Data entries
[start]
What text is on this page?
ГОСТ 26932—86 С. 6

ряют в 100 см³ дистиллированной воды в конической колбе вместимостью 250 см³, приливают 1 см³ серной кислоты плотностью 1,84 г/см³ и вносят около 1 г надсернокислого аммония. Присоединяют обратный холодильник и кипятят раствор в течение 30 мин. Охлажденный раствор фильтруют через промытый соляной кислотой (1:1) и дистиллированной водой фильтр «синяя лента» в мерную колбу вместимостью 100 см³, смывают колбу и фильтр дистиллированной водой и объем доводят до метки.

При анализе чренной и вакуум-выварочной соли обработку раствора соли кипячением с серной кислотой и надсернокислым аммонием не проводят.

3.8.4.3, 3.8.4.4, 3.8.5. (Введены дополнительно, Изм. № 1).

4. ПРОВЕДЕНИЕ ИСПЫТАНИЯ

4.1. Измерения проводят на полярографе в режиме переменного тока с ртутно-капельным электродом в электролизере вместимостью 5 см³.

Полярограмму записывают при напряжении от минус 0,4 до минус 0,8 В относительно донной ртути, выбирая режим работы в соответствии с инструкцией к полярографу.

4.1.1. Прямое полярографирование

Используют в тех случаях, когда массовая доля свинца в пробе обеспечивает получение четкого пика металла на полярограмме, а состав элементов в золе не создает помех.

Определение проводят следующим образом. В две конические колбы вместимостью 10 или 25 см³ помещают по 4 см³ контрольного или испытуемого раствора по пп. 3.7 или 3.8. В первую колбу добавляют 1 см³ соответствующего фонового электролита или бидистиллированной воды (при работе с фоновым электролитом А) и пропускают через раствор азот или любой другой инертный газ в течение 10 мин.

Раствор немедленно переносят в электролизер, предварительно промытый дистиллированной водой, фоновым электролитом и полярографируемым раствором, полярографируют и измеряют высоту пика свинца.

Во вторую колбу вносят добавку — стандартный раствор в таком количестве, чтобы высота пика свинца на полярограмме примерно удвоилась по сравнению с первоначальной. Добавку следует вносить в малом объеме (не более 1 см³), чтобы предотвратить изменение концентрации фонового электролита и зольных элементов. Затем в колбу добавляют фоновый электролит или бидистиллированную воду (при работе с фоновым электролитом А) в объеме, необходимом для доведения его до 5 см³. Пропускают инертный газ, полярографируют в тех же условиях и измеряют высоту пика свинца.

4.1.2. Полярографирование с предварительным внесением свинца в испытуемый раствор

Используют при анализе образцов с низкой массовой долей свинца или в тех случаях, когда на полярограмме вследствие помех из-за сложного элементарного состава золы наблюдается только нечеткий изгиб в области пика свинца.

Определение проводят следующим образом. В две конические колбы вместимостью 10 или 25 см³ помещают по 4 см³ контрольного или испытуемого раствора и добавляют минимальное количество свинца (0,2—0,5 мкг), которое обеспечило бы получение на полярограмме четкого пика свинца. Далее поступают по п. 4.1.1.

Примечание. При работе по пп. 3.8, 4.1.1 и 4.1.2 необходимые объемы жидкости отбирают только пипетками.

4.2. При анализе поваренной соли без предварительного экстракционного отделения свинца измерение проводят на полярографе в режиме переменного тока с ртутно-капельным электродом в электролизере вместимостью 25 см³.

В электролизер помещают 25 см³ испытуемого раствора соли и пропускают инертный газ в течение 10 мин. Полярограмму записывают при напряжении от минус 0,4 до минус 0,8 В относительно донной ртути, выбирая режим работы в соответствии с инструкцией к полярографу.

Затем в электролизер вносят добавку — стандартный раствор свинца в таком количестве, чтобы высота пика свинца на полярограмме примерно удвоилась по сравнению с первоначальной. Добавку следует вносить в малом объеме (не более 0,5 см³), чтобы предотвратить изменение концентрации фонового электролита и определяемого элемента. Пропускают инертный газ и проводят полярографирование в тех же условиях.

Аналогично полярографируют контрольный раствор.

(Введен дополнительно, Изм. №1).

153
[end]
## The task
Tally the lines of the listing that include "работы". Reply with nothing but the count.

## Response
2